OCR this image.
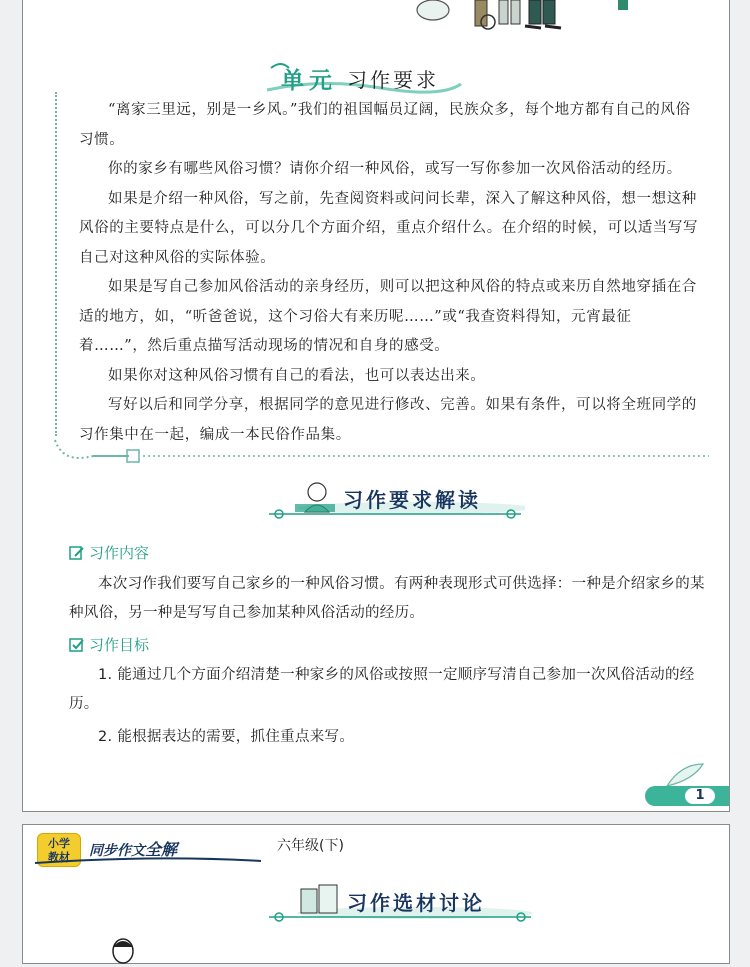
单 元 习作要求

“离家三里远，别是一乡风。”我们的祖国幅员辽阔，民族众多，每个地方都有自己的风俗习惯。

你的家乡有哪些风俗习惯？请你介绍一种风俗，或写一写你参加一次风俗活动的经历。

如果是介绍一种风俗，写之前，先查阅资料或问问长辈，深入了解这种风俗，想一想这种风俗的主要特点是什么，可以分几个方面介绍，重点介绍什么。在介绍的时候，可以适当写写自己对这种风俗的实际体验。

如果是写自己参加风俗活动的亲身经历，则可以把这种风俗的特点或来历自然地穿插在合适的地方，如，“听爸爸说，这个习俗大有来历呢……”或“我查资料得知，元宵最征着……”，然后重点描写活动现场的情况和自身的感受。

如果你对这种风俗习惯有自己的看法，也可以表达出来。

写好以后和同学分享，根据同学的意见进行修改、完善。如果有条件，可以将全班同学的习作集中在一起，编成一本民俗作品集。

习作要求解读
习作内容

本次习作我们要写自己家乡的一种风俗习惯。有两种表现形式可供选择：一种是介绍家乡的某种风俗，另一种是写写自己参加某种风俗活动的经历。

习作目标

1. 能通过几个方面介绍清楚一种家乡的风俗或按照一定顺序写清自己参加一次风俗活动的经历。

2. 能根据表达的需要，抓住重点来写。

1
小学
教材	同步作文全解	六年级(下)
习作选材讨论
+===+
Your copy of the data above should match it exactly, except that pictures are left out.

OCR this image.
单 元 习作要求

“离家三里远，别是一乡风。”我们的祖国幅员辽阔，民族众多，每个地方都有自己的风俗习惯。

你的家乡有哪些风俗习惯？请你介绍一种风俗，或写一写你参加一次风俗活动的经历。

如果是介绍一种风俗，写之前，先查阅资料或问问长辈，深入了解这种风俗，想一想这种风俗的主要特点是什么，可以分几个方面介绍，重点介绍什么。在介绍的时候，可以适当写写自己对这种风俗的实际体验。

如果是写自己参加风俗活动的亲身经历，则可以把这种风俗的特点或来历自然地穿插在合适的地方，如，“听爸爸说，这个习俗大有来历呢……”或“我查资料得知，元宵最征着……”，然后重点描写活动现场的情况和自身的感受。

如果你对这种风俗习惯有自己的看法，也可以表达出来。

写好以后和同学分享，根据同学的意见进行修改、完善。如果有条件，可以将全班同学的习作集中在一起，编成一本民俗作品集。

习作要求解读
习作内容

本次习作我们要写自己家乡的一种风俗习惯。有两种表现形式可供选择：一种是介绍家乡的某种风俗，另一种是写写自己参加某种风俗活动的经历。

习作目标

1. 能通过几个方面介绍清楚一种家乡的风俗或按照一定顺序写清自己参加一次风俗活动的经历。

2. 能根据表达的需要，抓住重点来写。

1
小学
教材	同步作文全解	六年级(下)
习作选材讨论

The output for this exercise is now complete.